## Explore the material
(1) Answer the following questions from the BrowserFairy rules guide.
(a) What does BrowserFairy do when a rule's target browser is not installed as a link comes in?
(b) In what state does a brand-new rule begin?
(c) On the free plan, which three rules are active?
(2) Repeat verbatim the part of the BrowserFairy rules guide that opens with the words containing "If you have" and closes with "in Browser profiles.".

## Passage to read
If a rule's target browser is not installed when a link comes in, BrowserFairy skips that rule and moves on to the next one, so a missing browser never breaks your routing.
Send a rule to a profile (Pro)
If you have BrowserFairy Pro and have finished the one-time profile setup, the sentence also shows in profile. Pick a saved profile (such as Work or Personal) so the rule opens links in that exact profile. Safari does not support profiles. If your subscription lapses, or the saved profile is missing or turned off, the rule still opens the browser, just without that specific profile. Full setup steps are in Browser profiles.
Build the conditions
The conditions decide when the rule matches. They sit below the sentence, starting with a row that reads [Any / All / None] of the following are true:.
- Set the combiner. Any matches if any one condition is true, All matches only when every condition is true, and None matches when none of them are true.
- In each condition row, pick the attribute on the left: Link address (the full link) or Link clicked (the app the link came from).
- For Link address, choose an operator (contains, begins with, ends with, is, or is not) and type the text to match. These comparisons ignore capitalization.
- For Link clicked, the operator is in. Press the Select… button to open an app picker, then choose the app (like Slack or Mail) whose links this rule should catch.
To add another condition, click the + control at the end of a row. To remove one, click the - control on that row. You can also nest groups, mixing an All group inside an Any group for more precise matching. For the complete list of attributes, operators, and worked examples, see Conditions and Rule recipes.
New rules start broad
A brand-new rule begins turned off and set to match every link. It does nothing until you give it a real condition and turn it on, so you can build it without it routing anything by accident.
Turn a rule on or off
Each rule has an on/off control. Turning a rule off keeps it in the list but stops it from routing any links. This is handy while you test a setup or track down a wrong-browser problem: switch a rule off instead of deleting it, then switch it back on. Off rules are skipped during matching and never delete anything.
Reorder rules so the right one wins
BrowserFairy checks rules from top to bottom and uses the first turned-on rule whose conditions match. Order is priority, so put specific rules above broad ones. A rule for docs.google.com belongs above a general google.com rule, otherwise the broad rule would catch the link first.
To reorder, drag a rule up or down in the sidebar. For the full picture of how matching, fallbacks, and short-link expansion work together, read How routing works.
Find a rule fast
When your list grows, use the search field at the top of the sidebar. It filters the visible rules by name as you type. It only narrows what you see in the list. It does not change which rules are active or how links are routed.
The free three-rule limit
The free version keeps the first three rules in your list active. You can still add and keep more rules, but any rule below the top three shows a banner reading This rule is inactive and won't route any links. with an Upgrade button, and its editor is dimmed. Nothing is deleted. The rule simply waits until you either move it into the top three or subscribe.
Order decides which three are active
On the free plan, the three active rules are the top three by list order, not the three you made first. If you drag a rule into or out of the top three, you change which rules are routing links. Put the rules you rely on most at the top.
To lift the limit, BrowserFairy Pro unlocks Unlimited Rules (no cap on how many rules route links), plus Browser Profiles, Import & Export, and priority support. See Free and Pro for the full comparison.

Records drawn from a dataset:
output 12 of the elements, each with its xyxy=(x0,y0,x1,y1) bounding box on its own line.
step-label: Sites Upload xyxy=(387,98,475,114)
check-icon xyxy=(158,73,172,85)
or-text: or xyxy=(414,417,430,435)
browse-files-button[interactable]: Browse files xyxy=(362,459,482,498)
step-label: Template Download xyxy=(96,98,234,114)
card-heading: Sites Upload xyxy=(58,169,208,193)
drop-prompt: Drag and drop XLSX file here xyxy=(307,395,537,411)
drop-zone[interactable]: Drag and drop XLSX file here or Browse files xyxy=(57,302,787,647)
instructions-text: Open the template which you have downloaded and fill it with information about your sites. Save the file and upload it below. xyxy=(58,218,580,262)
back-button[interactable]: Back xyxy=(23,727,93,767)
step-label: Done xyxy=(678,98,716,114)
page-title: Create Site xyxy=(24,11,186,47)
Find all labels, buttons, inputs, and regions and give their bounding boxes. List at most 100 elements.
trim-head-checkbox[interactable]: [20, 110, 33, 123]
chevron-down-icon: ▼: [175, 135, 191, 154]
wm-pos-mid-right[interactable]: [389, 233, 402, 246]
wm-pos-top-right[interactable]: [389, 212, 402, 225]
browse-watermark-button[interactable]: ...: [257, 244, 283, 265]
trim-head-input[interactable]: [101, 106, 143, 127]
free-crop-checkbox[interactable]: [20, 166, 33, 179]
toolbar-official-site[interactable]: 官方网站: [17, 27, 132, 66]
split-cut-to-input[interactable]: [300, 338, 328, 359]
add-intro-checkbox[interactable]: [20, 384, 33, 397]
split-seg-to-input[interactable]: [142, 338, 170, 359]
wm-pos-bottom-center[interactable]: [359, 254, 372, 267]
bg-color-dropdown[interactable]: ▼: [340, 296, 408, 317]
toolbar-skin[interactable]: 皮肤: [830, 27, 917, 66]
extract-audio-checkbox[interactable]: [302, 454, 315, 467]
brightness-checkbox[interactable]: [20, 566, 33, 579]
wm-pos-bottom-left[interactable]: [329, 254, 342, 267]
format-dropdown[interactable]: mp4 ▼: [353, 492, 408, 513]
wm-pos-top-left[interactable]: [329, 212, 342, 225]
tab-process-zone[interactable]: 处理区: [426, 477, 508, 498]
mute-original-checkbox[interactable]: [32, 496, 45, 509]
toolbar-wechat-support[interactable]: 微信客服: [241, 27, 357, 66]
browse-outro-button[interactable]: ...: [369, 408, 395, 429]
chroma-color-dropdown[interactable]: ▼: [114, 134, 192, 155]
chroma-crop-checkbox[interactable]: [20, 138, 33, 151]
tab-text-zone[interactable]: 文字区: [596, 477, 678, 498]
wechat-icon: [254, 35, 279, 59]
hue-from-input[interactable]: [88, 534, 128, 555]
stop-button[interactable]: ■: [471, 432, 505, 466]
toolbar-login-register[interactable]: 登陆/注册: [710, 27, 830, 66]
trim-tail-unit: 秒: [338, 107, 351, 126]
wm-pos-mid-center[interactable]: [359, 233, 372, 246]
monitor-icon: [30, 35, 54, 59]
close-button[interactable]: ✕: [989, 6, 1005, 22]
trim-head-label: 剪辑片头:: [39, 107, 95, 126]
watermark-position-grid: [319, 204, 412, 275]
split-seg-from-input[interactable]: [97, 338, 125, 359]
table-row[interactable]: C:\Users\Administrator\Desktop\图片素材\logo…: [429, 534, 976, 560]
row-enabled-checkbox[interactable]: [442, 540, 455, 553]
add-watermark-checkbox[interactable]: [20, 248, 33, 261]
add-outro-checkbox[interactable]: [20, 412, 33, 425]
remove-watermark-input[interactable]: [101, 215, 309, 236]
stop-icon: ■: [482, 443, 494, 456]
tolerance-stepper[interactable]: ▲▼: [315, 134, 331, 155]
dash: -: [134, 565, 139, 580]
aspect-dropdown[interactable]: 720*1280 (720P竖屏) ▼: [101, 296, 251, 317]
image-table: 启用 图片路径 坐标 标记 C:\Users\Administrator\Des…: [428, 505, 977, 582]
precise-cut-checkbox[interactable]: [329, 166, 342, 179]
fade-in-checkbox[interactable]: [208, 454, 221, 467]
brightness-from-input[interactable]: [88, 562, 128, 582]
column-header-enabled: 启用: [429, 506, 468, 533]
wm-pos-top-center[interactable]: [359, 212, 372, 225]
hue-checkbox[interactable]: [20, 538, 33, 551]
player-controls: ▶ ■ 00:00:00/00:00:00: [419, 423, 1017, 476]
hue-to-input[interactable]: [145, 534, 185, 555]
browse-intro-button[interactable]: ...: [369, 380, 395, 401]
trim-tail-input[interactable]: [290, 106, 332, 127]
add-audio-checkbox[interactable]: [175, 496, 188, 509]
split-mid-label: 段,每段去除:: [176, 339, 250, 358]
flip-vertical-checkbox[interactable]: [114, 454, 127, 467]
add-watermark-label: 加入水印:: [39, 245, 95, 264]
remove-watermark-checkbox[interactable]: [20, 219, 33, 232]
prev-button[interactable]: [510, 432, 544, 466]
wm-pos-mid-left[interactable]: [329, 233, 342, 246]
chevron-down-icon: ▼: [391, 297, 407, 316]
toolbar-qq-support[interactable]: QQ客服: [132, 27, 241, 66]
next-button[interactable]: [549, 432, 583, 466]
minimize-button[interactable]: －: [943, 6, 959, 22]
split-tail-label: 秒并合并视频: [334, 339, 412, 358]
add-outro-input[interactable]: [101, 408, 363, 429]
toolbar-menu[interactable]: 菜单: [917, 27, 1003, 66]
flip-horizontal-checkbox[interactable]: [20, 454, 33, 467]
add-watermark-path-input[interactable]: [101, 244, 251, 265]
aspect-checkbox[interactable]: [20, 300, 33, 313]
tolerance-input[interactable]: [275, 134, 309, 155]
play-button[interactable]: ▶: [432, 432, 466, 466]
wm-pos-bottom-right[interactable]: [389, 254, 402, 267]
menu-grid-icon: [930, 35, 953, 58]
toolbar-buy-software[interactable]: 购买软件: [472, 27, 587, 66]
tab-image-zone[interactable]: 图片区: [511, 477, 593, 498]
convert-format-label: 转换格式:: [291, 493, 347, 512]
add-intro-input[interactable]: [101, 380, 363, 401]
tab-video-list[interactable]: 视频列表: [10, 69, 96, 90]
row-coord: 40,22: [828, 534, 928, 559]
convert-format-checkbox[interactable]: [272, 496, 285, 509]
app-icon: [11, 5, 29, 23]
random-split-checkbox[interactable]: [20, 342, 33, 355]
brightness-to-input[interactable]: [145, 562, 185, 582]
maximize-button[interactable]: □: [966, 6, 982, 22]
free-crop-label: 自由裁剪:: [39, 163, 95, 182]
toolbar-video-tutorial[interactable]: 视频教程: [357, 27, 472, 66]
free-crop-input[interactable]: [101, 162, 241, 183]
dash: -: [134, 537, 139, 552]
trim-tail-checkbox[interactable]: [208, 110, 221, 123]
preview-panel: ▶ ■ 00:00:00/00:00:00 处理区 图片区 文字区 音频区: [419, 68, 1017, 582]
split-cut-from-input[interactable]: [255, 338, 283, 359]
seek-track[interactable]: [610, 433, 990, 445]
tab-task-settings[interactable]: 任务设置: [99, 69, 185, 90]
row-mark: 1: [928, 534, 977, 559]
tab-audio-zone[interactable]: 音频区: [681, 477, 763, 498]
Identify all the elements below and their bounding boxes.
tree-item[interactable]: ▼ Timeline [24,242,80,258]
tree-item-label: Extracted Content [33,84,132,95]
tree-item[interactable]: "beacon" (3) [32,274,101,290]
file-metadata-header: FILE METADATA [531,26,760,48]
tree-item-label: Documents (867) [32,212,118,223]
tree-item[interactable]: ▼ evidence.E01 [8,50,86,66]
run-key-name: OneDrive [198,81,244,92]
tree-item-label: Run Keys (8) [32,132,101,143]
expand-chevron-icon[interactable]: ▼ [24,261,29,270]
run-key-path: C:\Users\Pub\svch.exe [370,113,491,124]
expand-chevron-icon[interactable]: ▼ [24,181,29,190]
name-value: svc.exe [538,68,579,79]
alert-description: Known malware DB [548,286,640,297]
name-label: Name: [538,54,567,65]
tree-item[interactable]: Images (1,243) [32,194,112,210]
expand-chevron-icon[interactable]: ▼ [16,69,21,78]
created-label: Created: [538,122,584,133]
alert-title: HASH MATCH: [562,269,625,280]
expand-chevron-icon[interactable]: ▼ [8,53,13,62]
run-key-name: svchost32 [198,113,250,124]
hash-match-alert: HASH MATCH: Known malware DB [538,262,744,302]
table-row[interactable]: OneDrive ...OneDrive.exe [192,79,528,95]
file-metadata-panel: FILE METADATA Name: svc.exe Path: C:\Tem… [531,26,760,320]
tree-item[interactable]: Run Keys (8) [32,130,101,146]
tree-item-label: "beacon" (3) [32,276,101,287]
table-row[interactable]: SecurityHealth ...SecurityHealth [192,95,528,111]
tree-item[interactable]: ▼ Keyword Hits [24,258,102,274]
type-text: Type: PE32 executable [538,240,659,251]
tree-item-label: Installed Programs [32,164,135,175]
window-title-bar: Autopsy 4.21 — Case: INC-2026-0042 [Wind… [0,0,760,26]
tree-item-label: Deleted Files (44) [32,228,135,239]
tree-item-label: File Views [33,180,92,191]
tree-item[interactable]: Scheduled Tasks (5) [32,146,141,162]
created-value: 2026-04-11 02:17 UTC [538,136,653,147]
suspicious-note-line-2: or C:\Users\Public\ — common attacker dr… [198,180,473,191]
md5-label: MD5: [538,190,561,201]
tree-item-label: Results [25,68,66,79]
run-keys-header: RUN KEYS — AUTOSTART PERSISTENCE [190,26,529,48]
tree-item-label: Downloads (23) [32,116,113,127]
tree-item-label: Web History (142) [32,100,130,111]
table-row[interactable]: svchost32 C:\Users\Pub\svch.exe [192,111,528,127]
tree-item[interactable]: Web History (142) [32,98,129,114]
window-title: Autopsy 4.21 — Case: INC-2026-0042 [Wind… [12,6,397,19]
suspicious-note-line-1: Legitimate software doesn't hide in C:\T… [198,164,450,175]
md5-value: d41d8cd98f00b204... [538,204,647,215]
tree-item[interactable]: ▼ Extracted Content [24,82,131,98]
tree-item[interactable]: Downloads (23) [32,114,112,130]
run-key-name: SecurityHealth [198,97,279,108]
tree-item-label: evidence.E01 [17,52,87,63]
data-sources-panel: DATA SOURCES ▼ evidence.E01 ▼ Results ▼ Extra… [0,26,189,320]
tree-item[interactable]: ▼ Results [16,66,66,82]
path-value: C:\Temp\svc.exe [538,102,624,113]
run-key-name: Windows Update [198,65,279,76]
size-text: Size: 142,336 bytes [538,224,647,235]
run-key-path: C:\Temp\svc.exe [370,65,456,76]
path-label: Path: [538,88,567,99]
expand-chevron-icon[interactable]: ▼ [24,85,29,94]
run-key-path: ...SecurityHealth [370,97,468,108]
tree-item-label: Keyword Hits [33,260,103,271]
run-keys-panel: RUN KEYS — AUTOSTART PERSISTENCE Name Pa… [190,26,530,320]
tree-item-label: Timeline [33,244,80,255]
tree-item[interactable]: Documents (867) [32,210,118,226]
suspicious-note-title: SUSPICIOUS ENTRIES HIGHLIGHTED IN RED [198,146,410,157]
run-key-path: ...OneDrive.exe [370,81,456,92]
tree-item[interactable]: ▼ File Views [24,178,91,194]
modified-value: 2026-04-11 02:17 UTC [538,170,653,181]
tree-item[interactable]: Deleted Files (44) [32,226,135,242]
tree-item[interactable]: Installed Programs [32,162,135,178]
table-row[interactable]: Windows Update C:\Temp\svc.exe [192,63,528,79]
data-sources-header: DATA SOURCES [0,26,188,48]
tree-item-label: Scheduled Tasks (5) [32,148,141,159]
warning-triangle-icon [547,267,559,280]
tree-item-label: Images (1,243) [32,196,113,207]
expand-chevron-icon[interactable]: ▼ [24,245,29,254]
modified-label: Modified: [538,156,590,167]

## Expected results
(1)
(a) It skips that rule and moves on to the next one.
(b) It begins turned off and set to match every link.
(c) The top three rules by list order.

(2)
If you have BrowserFairy Pro and have finished the one-time profile setup, the sentence also shows in profile. Pick a saved profile (such as Work or Personal) so the rule opens links in that exact profile. Safari does not support profiles. If your subscription lapses, or the saved profile is missing or turned off, the rule still opens the browser, just without that specific profile. Full setup steps are in Browser profiles.